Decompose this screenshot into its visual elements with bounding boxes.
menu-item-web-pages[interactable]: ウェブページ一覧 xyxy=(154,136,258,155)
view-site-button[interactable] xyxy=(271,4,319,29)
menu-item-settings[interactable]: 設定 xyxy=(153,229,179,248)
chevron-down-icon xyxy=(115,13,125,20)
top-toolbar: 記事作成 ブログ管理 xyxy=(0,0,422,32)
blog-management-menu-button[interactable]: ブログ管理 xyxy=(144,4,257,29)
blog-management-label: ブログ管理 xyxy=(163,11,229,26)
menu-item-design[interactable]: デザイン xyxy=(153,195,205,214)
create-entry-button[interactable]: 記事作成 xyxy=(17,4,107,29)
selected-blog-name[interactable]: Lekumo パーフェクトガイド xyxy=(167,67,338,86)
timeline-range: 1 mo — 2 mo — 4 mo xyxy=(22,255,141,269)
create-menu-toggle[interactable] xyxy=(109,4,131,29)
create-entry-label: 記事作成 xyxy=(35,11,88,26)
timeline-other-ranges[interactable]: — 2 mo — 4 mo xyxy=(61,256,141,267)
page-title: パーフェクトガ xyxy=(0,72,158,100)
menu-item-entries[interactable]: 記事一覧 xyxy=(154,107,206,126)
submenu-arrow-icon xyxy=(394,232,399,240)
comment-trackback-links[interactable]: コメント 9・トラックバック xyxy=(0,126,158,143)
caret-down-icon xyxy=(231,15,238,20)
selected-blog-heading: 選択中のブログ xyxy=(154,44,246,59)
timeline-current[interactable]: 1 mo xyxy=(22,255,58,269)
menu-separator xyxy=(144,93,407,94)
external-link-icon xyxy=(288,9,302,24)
===============
#### [What you have to do]
Reproduce all of the lines above word for word, keeping their original order.

#### [Exercise response]
Decompose this screenshot into its visual elements with bounding boxes.
menu-item-web-pages[interactable]: ウェブページ一覧 xyxy=(154,136,258,155)
view-site-button[interactable] xyxy=(271,4,319,29)
menu-item-settings[interactable]: 設定 xyxy=(153,229,179,248)
chevron-down-icon xyxy=(115,13,125,20)
top-toolbar: 記事作成 ブログ管理 xyxy=(0,0,422,32)
blog-management-menu-button[interactable]: ブログ管理 xyxy=(144,4,257,29)
blog-management-label: ブログ管理 xyxy=(163,11,229,26)
menu-item-design[interactable]: デザイン xyxy=(153,195,205,214)
create-entry-button[interactable]: 記事作成 xyxy=(17,4,107,29)
selected-blog-name[interactable]: Lekumo パーフェクトガイド xyxy=(167,67,338,86)
timeline-range: 1 mo — 2 mo — 4 mo xyxy=(22,255,141,269)
create-menu-toggle[interactable] xyxy=(109,4,131,29)
create-entry-label: 記事作成 xyxy=(35,11,88,26)
timeline-other-ranges[interactable]: — 2 mo — 4 mo xyxy=(61,256,141,267)
page-title: パーフェクトガ xyxy=(0,72,158,100)
menu-item-entries[interactable]: 記事一覧 xyxy=(154,107,206,126)
submenu-arrow-icon xyxy=(394,232,399,240)
comment-trackback-links[interactable]: コメント 9・トラックバック xyxy=(0,126,158,143)
caret-down-icon xyxy=(231,15,238,20)
selected-blog-heading: 選択中のブログ xyxy=(154,44,246,59)
timeline-current[interactable]: 1 mo xyxy=(22,255,58,269)
menu-separator xyxy=(144,93,407,94)
external-link-icon xyxy=(288,9,302,24)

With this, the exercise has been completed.